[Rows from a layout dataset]
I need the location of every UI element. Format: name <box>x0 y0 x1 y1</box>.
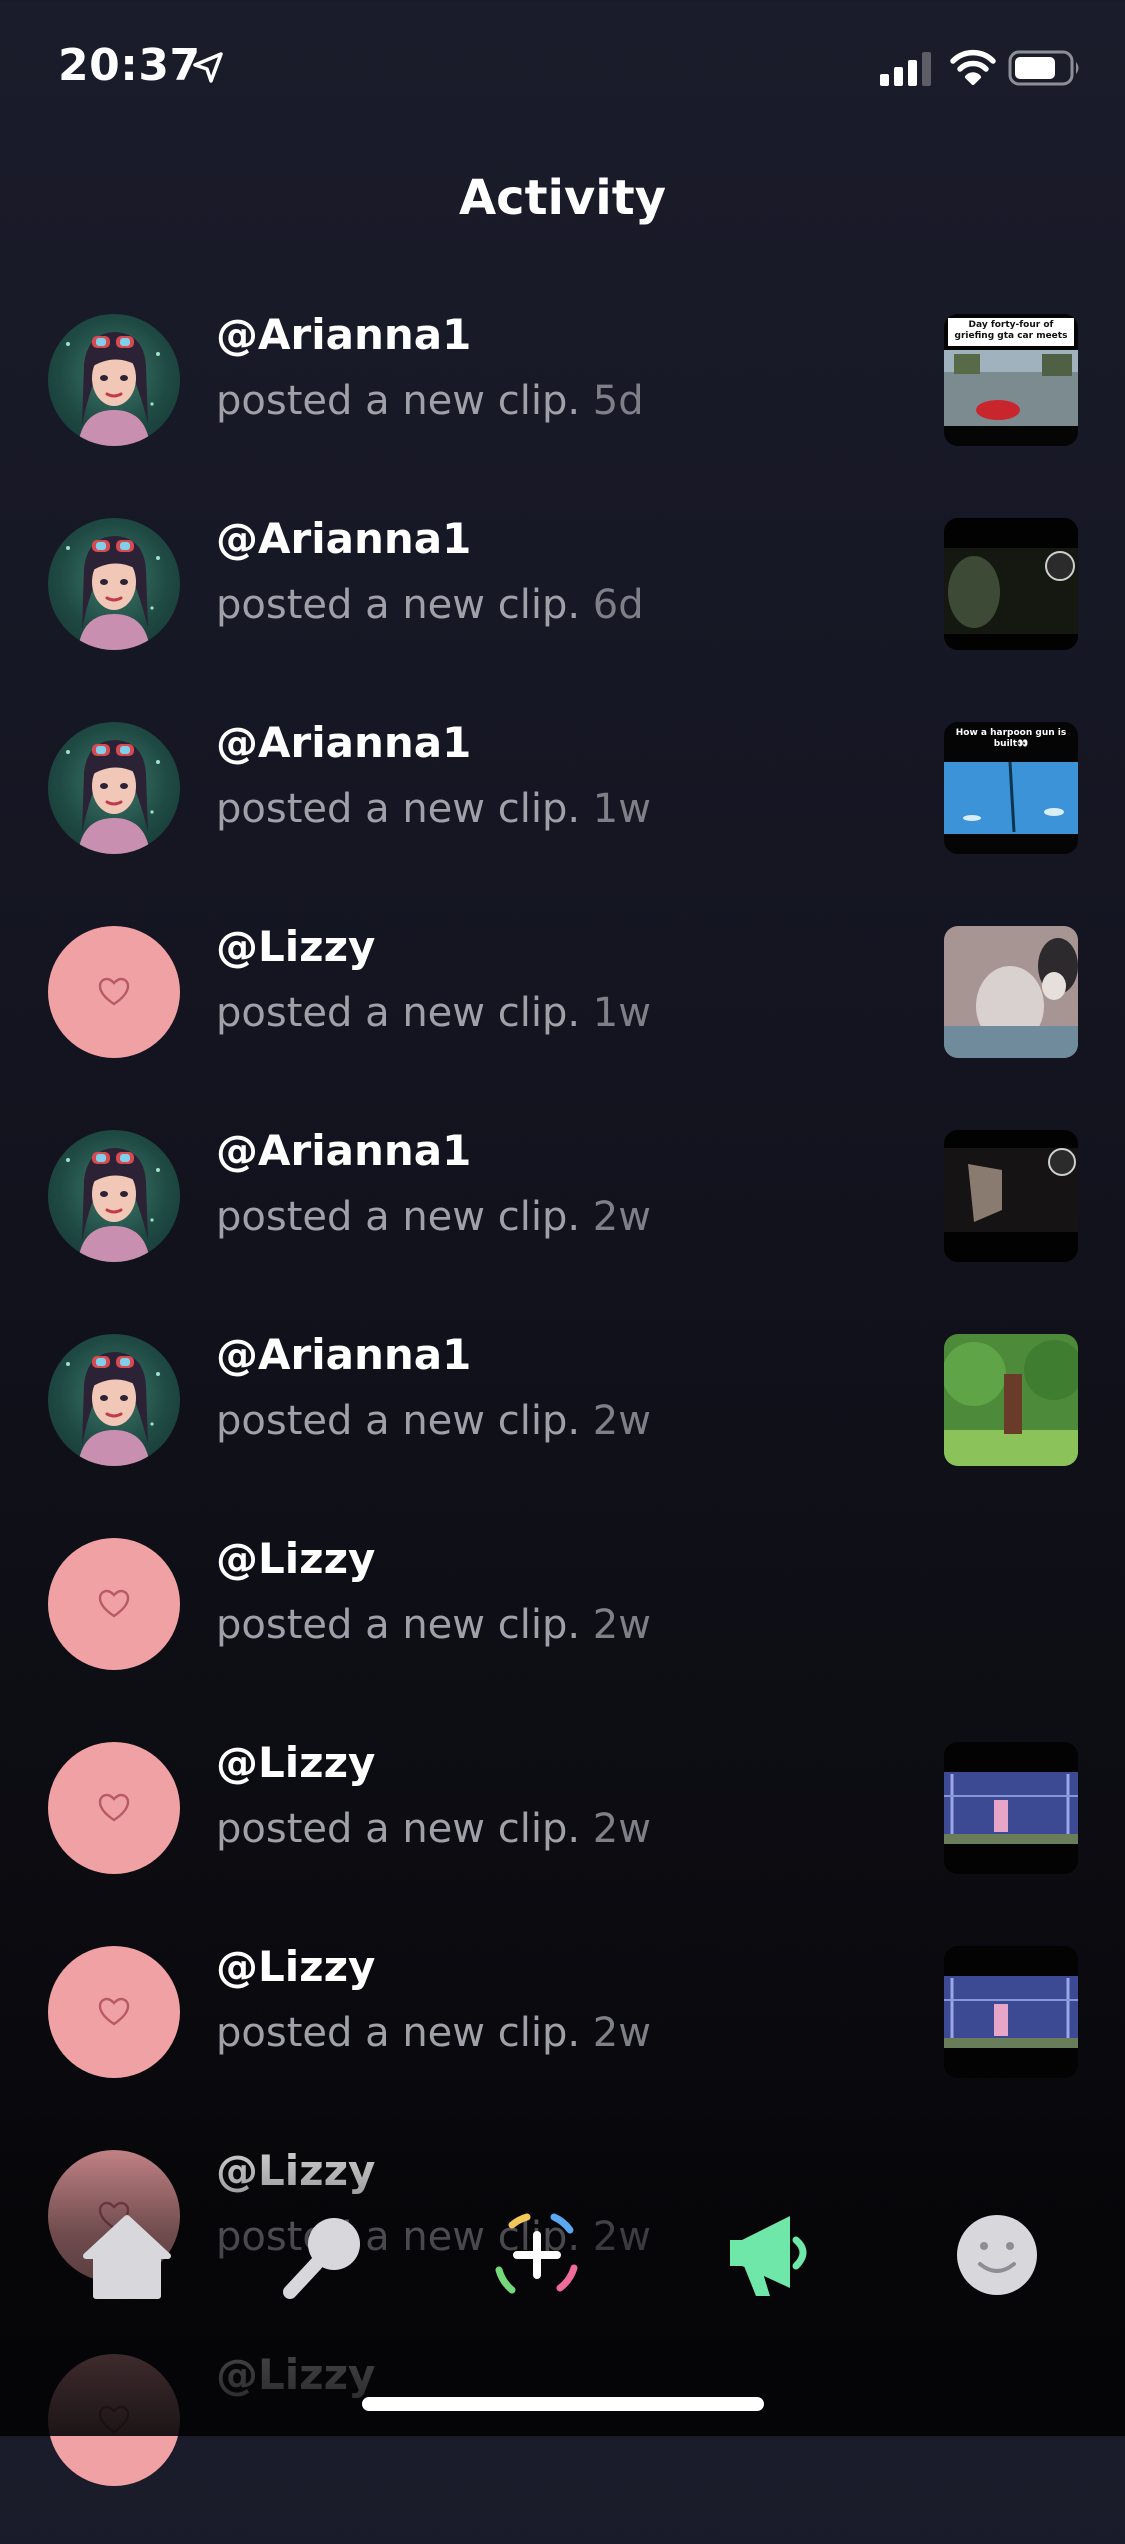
activity-action: posted a new clip. <box>216 1194 581 1240</box>
activity-username[interactable]: @Lizzy <box>216 2350 375 2399</box>
activity-username[interactable]: @Arianna1 <box>216 1330 471 1379</box>
activity-age: 2w <box>592 2010 651 2056</box>
activity-username[interactable]: @Lizzy <box>216 922 375 971</box>
activity-message: posted a new clip. 6d <box>216 582 644 628</box>
activity-item[interactable]: @Lizzy posted a new clip. 2w <box>0 1728 1125 1932</box>
clip-thumbnail-image <box>944 1130 1078 1262</box>
status-bar: 20:37 <box>0 0 1125 140</box>
activity-item[interactable]: @Arianna1 posted a new clip. 1w How a harp… <box>0 708 1125 912</box>
activity-message: posted a new clip. 2w <box>216 2010 651 2056</box>
home-indicator[interactable] <box>362 2397 764 2411</box>
activity-age: 1w <box>592 990 651 1036</box>
clip-thumbnail-image <box>944 1946 1078 2078</box>
activity-item[interactable]: @Arianna1 posted a new clip. 2w <box>0 1320 1125 1524</box>
character-portrait <box>66 536 160 650</box>
location-arrow-icon <box>193 52 223 83</box>
avatar[interactable] <box>48 2354 180 2486</box>
heart-icon <box>98 1589 130 1618</box>
activity-message: posted a new clip. 2w <box>216 1398 651 1444</box>
clip-thumbnail[interactable] <box>944 1130 1078 1262</box>
search-icon[interactable] <box>270 2200 380 2310</box>
activity-action: posted a new clip. <box>216 378 581 424</box>
clip-thumbnail[interactable] <box>944 1742 1078 1874</box>
activity-username[interactable]: @Arianna1 <box>216 310 471 359</box>
activity-item[interactable]: @Lizzy posted a new clip. 2w <box>0 1932 1125 2136</box>
activity-item[interactable]: @Arianna1 posted a new clip. 5d Day forty-… <box>0 300 1125 504</box>
avatar[interactable] <box>48 1946 180 2078</box>
activity-age: 2w <box>592 1806 651 1852</box>
activity-username[interactable]: @Arianna1 <box>216 718 471 767</box>
activity-action: posted a new clip. <box>216 1398 581 1444</box>
activity-action: posted a new clip. <box>216 582 581 628</box>
activity-item[interactable]: @Lizzy posted a new clip. 1w <box>0 912 1125 1116</box>
activity-action: posted a new clip. <box>216 2010 581 2056</box>
activity-message: posted a new clip. 1w <box>216 990 651 1036</box>
activity-item[interactable]: @Lizzy posted a new clip. 2w <box>0 1524 1125 1728</box>
character-portrait <box>66 1352 160 1466</box>
activity-item[interactable]: @Arianna1 posted a new clip. 6d <box>0 504 1125 708</box>
page-title: Activity <box>459 170 666 226</box>
activity-message: posted a new clip. 1w <box>216 786 651 832</box>
clip-thumbnail[interactable]: Day forty-four of griefing gta car meets <box>944 314 1078 446</box>
home-icon[interactable] <box>72 2200 182 2310</box>
activity-message: posted a new clip. 2w <box>216 1806 651 1852</box>
activity-username[interactable]: @Arianna1 <box>216 1126 471 1175</box>
activity-item[interactable]: @Lizzy <box>0 2340 1125 2544</box>
character-portrait <box>66 332 160 446</box>
activity-action: posted a new clip. <box>216 990 581 1036</box>
avatar[interactable] <box>48 926 180 1058</box>
activity-age: 6d <box>592 582 644 628</box>
clip-thumbnail-image <box>944 1742 1078 1874</box>
heart-icon <box>98 1793 130 1822</box>
avatar[interactable] <box>48 314 180 446</box>
heart-icon <box>98 1997 130 2026</box>
activity-message: posted a new clip. 2w <box>216 1194 651 1240</box>
megaphone-icon[interactable] <box>714 2200 824 2310</box>
activity-username[interactable]: @Lizzy <box>216 1738 375 1787</box>
avatar[interactable] <box>48 518 180 650</box>
character-portrait <box>66 740 160 854</box>
activity-username[interactable]: @Arianna1 <box>216 514 471 563</box>
activity-username[interactable]: @Lizzy <box>216 1942 375 1991</box>
activity-username[interactable]: @Lizzy <box>216 1534 375 1583</box>
avatar[interactable] <box>48 1538 180 1670</box>
activity-action: posted a new clip. <box>216 1806 581 1852</box>
plus-icon[interactable] <box>482 2200 592 2310</box>
clip-thumbnail[interactable] <box>944 1946 1078 2078</box>
clip-thumbnail-image <box>944 1334 1078 1466</box>
activity-age: 2w <box>592 1398 651 1444</box>
activity-age: 5d <box>592 378 644 424</box>
clip-thumbnail-image <box>944 518 1078 650</box>
tab-bar <box>0 2200 1125 2320</box>
activity-action: posted a new clip. <box>216 1602 581 1648</box>
avatar[interactable] <box>48 1334 180 1466</box>
battery-icon <box>1008 50 1079 86</box>
avatar[interactable] <box>48 1130 180 1262</box>
wifi-icon <box>950 49 996 85</box>
heart-icon <box>98 977 130 1006</box>
clip-thumbnail-image <box>944 926 1078 1058</box>
clip-thumbnail-caption: How a harpoon gun is built👀 <box>955 728 1067 749</box>
activity-message: posted a new clip. 5d <box>216 378 644 424</box>
activity-action: posted a new clip. <box>216 786 581 832</box>
character-portrait <box>66 1148 160 1262</box>
avatar[interactable] <box>48 722 180 854</box>
clip-thumbnail[interactable]: How a harpoon gun is built👀 <box>944 722 1078 854</box>
cellular-signal-icon <box>880 52 931 86</box>
clip-thumbnail-caption: Day forty-four of griefing gta car meets <box>954 320 1068 341</box>
clip-thumbnail[interactable] <box>944 518 1078 650</box>
smiley-face-icon[interactable] <box>942 2200 1052 2310</box>
clip-thumbnail[interactable] <box>944 1334 1078 1466</box>
activity-username[interactable]: @Lizzy <box>216 2146 375 2195</box>
activity-age: 2w <box>592 1194 651 1240</box>
clip-thumbnail[interactable] <box>944 926 1078 1058</box>
status-time: 20:37 <box>58 40 201 91</box>
activity-age: 2w <box>592 1602 651 1648</box>
activity-item[interactable]: @Arianna1 posted a new clip. 2w <box>0 1116 1125 1320</box>
activity-age: 1w <box>592 786 651 832</box>
avatar[interactable] <box>48 1742 180 1874</box>
heart-icon <box>98 2405 130 2434</box>
activity-message: posted a new clip. 2w <box>216 1602 651 1648</box>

• [Exercise objective] Change every "activity-username" in the material to "activity-handle", leaving everything else unchanged, and rewrite the full material without the pictures.

• [Output]
I need the location of every UI element. Format: name <box>x0 y0 x1 y1</box>.
activity-action: posted a new clip. <box>216 1194 581 1240</box>
activity-handle[interactable]: @Lizzy <box>216 2350 375 2399</box>
activity-handle[interactable]: @Arianna1 <box>216 1330 471 1379</box>
activity-age: 2w <box>592 2010 651 2056</box>
activity-handle[interactable]: @Lizzy <box>216 922 375 971</box>
activity-message: posted a new clip. 6d <box>216 582 644 628</box>
activity-item[interactable]: @Lizzy posted a new clip. 2w <box>0 1728 1125 1932</box>
clip-thumbnail-image <box>944 1130 1078 1262</box>
status-bar: 20:37 <box>0 0 1125 140</box>
activity-item[interactable]: @Arianna1 posted a new clip. 1w How a harp… <box>0 708 1125 912</box>
activity-message: posted a new clip. 2w <box>216 2010 651 2056</box>
home-indicator[interactable] <box>362 2397 764 2411</box>
activity-age: 1w <box>592 990 651 1036</box>
clip-thumbnail-image <box>944 1946 1078 2078</box>
activity-item[interactable]: @Arianna1 posted a new clip. 2w <box>0 1320 1125 1524</box>
character-portrait <box>66 536 160 650</box>
location-arrow-icon <box>193 52 223 83</box>
avatar[interactable] <box>48 2354 180 2486</box>
heart-icon <box>98 1589 130 1618</box>
activity-message: posted a new clip. 2w <box>216 1398 651 1444</box>
clip-thumbnail[interactable] <box>944 1130 1078 1262</box>
search-icon[interactable] <box>270 2200 380 2310</box>
activity-action: posted a new clip. <box>216 378 581 424</box>
clip-thumbnail[interactable] <box>944 1742 1078 1874</box>
activity-handle[interactable]: @Arianna1 <box>216 310 471 359</box>
activity-item[interactable]: @Lizzy posted a new clip. 2w <box>0 1932 1125 2136</box>
activity-item[interactable]: @Arianna1 posted a new clip. 5d Day forty-… <box>0 300 1125 504</box>
avatar[interactable] <box>48 1946 180 2078</box>
activity-age: 2w <box>592 1806 651 1852</box>
activity-handle[interactable]: @Arianna1 <box>216 718 471 767</box>
activity-action: posted a new clip. <box>216 1398 581 1444</box>
activity-action: posted a new clip. <box>216 582 581 628</box>
activity-item[interactable]: @Lizzy posted a new clip. 1w <box>0 912 1125 1116</box>
activity-action: posted a new clip. <box>216 2010 581 2056</box>
activity-message: posted a new clip. 1w <box>216 990 651 1036</box>
activity-item[interactable]: @Lizzy posted a new clip. 2w <box>0 1524 1125 1728</box>
character-portrait <box>66 1352 160 1466</box>
activity-item[interactable]: @Arianna1 posted a new clip. 6d <box>0 504 1125 708</box>
page-title: Activity <box>459 170 666 226</box>
activity-message: posted a new clip. 1w <box>216 786 651 832</box>
clip-thumbnail[interactable]: Day forty-four of griefing gta car meets <box>944 314 1078 446</box>
home-icon[interactable] <box>72 2200 182 2310</box>
activity-message: posted a new clip. 2w <box>216 1806 651 1852</box>
activity-handle[interactable]: @Arianna1 <box>216 1126 471 1175</box>
activity-item[interactable]: @Lizzy <box>0 2340 1125 2544</box>
character-portrait <box>66 332 160 446</box>
activity-action: posted a new clip. <box>216 990 581 1036</box>
avatar[interactable] <box>48 926 180 1058</box>
activity-age: 6d <box>592 582 644 628</box>
clip-thumbnail-image <box>944 1742 1078 1874</box>
heart-icon <box>98 1793 130 1822</box>
avatar[interactable] <box>48 314 180 446</box>
heart-icon <box>98 1997 130 2026</box>
activity-message: posted a new clip. 2w <box>216 1194 651 1240</box>
megaphone-icon[interactable] <box>714 2200 824 2310</box>
activity-handle[interactable]: @Lizzy <box>216 1738 375 1787</box>
avatar[interactable] <box>48 518 180 650</box>
character-portrait <box>66 740 160 854</box>
activity-handle[interactable]: @Arianna1 <box>216 514 471 563</box>
activity-handle[interactable]: @Lizzy <box>216 1942 375 1991</box>
activity-handle[interactable]: @Lizzy <box>216 1534 375 1583</box>
avatar[interactable] <box>48 1538 180 1670</box>
activity-action: posted a new clip. <box>216 1806 581 1852</box>
plus-icon[interactable] <box>482 2200 592 2310</box>
clip-thumbnail[interactable] <box>944 1946 1078 2078</box>
clip-thumbnail-image <box>944 1334 1078 1466</box>
activity-age: 2w <box>592 1398 651 1444</box>
activity-age: 5d <box>592 378 644 424</box>
clip-thumbnail-image <box>944 518 1078 650</box>
tab-bar <box>0 2200 1125 2320</box>
activity-action: posted a new clip. <box>216 1602 581 1648</box>
avatar[interactable] <box>48 1334 180 1466</box>
battery-icon <box>1008 50 1079 86</box>
avatar[interactable] <box>48 1130 180 1262</box>
wifi-icon <box>950 49 996 85</box>
heart-icon <box>98 977 130 1006</box>
clip-thumbnail-image <box>944 926 1078 1058</box>
clip-thumbnail-caption: How a harpoon gun is built👀 <box>955 728 1067 749</box>
activity-message: posted a new clip. 5d <box>216 378 644 424</box>
activity-action: posted a new clip. <box>216 786 581 832</box>
character-portrait <box>66 1148 160 1262</box>
avatar[interactable] <box>48 722 180 854</box>
clip-thumbnail[interactable]: How a harpoon gun is built👀 <box>944 722 1078 854</box>
cellular-signal-icon <box>880 52 931 86</box>
clip-thumbnail-caption: Day forty-four of griefing gta car meets <box>954 320 1068 341</box>
clip-thumbnail[interactable] <box>944 518 1078 650</box>
smiley-face-icon[interactable] <box>942 2200 1052 2310</box>
clip-thumbnail[interactable] <box>944 1334 1078 1466</box>
activity-handle[interactable]: @Lizzy <box>216 2146 375 2195</box>
activity-age: 2w <box>592 1194 651 1240</box>
clip-thumbnail[interactable] <box>944 926 1078 1058</box>
status-time: 20:37 <box>58 40 201 91</box>
activity-age: 2w <box>592 1602 651 1648</box>
activity-item[interactable]: @Arianna1 posted a new clip. 2w <box>0 1116 1125 1320</box>
activity-age: 1w <box>592 786 651 832</box>
avatar[interactable] <box>48 1742 180 1874</box>
heart-icon <box>98 2405 130 2434</box>
activity-message: posted a new clip. 2w <box>216 1602 651 1648</box>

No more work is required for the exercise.